Among the lines below, how many carry the string "grid"? Reply with a number and nothing else.

ENTRIES:
[start]

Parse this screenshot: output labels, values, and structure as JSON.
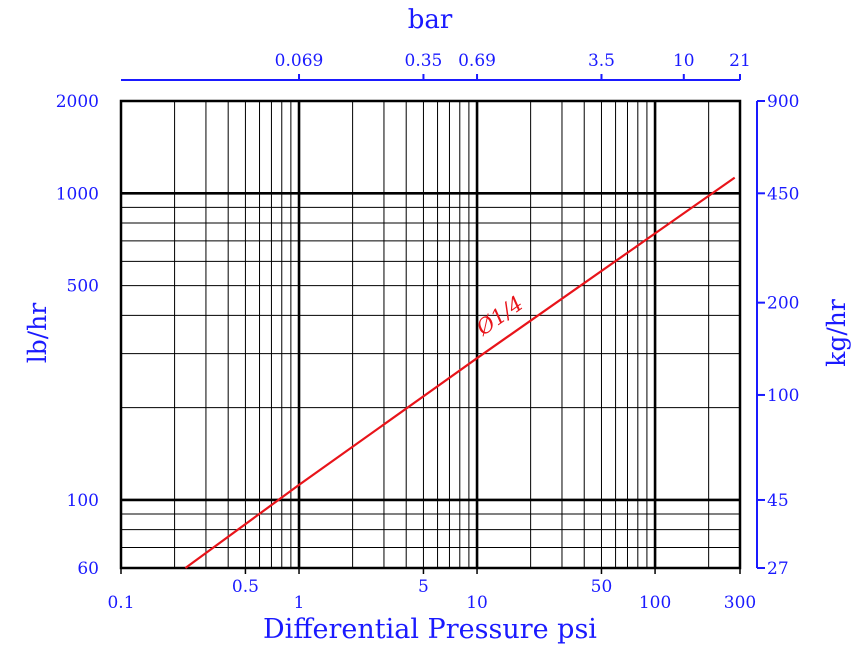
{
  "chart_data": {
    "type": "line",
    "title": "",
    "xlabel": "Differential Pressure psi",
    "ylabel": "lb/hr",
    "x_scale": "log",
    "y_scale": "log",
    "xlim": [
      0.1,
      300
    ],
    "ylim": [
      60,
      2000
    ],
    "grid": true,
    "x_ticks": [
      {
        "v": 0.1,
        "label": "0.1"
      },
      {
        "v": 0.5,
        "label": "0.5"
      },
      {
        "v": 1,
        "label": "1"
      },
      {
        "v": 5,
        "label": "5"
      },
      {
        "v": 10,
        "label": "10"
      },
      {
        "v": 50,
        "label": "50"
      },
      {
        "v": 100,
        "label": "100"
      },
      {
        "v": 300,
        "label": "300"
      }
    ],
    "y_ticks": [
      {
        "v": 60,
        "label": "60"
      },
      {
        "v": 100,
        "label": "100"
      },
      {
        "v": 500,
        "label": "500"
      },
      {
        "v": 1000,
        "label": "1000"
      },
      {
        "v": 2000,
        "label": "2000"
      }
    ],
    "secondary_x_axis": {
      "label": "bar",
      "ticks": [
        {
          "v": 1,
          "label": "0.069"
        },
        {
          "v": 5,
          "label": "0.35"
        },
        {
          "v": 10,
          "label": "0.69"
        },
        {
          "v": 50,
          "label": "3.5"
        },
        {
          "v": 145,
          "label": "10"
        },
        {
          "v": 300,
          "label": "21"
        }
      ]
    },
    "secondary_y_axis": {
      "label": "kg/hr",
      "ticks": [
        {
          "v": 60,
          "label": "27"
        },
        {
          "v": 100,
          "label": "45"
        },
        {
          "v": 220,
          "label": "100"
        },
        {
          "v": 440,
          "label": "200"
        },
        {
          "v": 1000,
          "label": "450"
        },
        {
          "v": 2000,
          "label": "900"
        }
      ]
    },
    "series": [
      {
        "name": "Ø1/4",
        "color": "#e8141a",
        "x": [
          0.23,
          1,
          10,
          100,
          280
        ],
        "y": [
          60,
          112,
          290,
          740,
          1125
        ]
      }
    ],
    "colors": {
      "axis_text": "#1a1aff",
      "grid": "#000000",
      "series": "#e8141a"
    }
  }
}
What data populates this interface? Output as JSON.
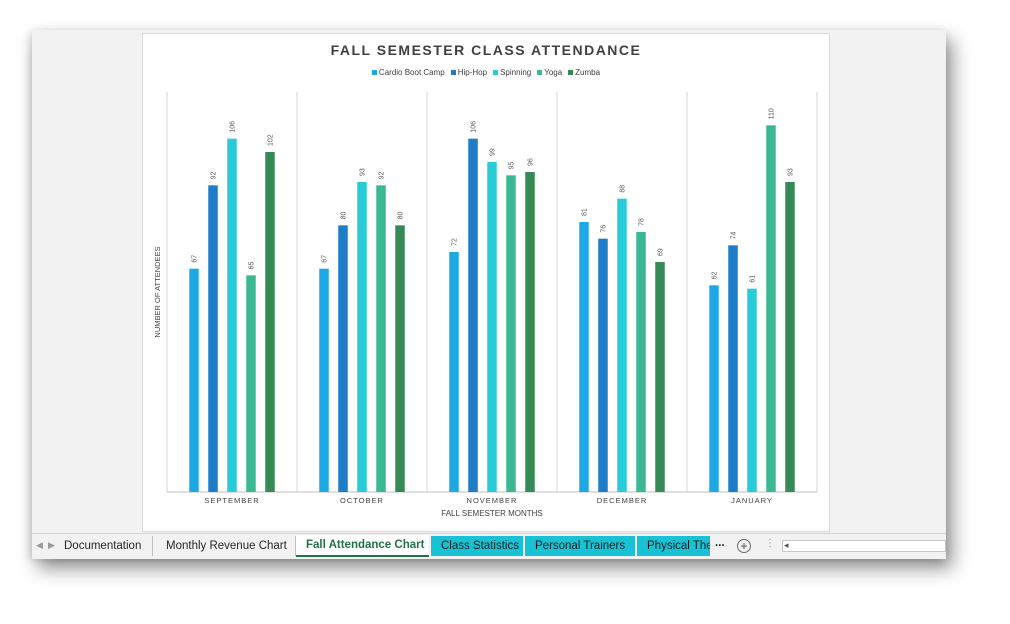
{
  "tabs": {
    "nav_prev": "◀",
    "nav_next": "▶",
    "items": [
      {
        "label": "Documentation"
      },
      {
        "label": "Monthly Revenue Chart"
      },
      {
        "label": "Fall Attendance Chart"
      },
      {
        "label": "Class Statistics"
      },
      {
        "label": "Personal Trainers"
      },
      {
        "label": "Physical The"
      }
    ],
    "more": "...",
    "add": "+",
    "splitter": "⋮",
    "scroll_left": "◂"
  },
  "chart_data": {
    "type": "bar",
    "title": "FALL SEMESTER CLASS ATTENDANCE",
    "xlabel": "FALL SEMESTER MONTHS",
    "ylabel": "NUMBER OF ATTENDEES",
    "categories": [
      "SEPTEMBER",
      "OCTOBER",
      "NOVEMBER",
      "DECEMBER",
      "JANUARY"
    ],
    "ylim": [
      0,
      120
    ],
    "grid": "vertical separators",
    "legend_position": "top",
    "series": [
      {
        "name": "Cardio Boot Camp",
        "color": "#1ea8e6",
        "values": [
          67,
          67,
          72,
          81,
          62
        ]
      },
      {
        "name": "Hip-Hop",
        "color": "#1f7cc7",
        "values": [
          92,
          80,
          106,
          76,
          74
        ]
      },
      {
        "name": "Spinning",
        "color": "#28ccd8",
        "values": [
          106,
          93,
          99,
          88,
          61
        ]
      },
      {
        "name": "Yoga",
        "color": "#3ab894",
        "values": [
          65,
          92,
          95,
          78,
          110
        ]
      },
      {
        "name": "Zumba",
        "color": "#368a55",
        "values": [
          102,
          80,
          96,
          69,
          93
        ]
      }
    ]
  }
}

[end]

CORRECT RESULT: 3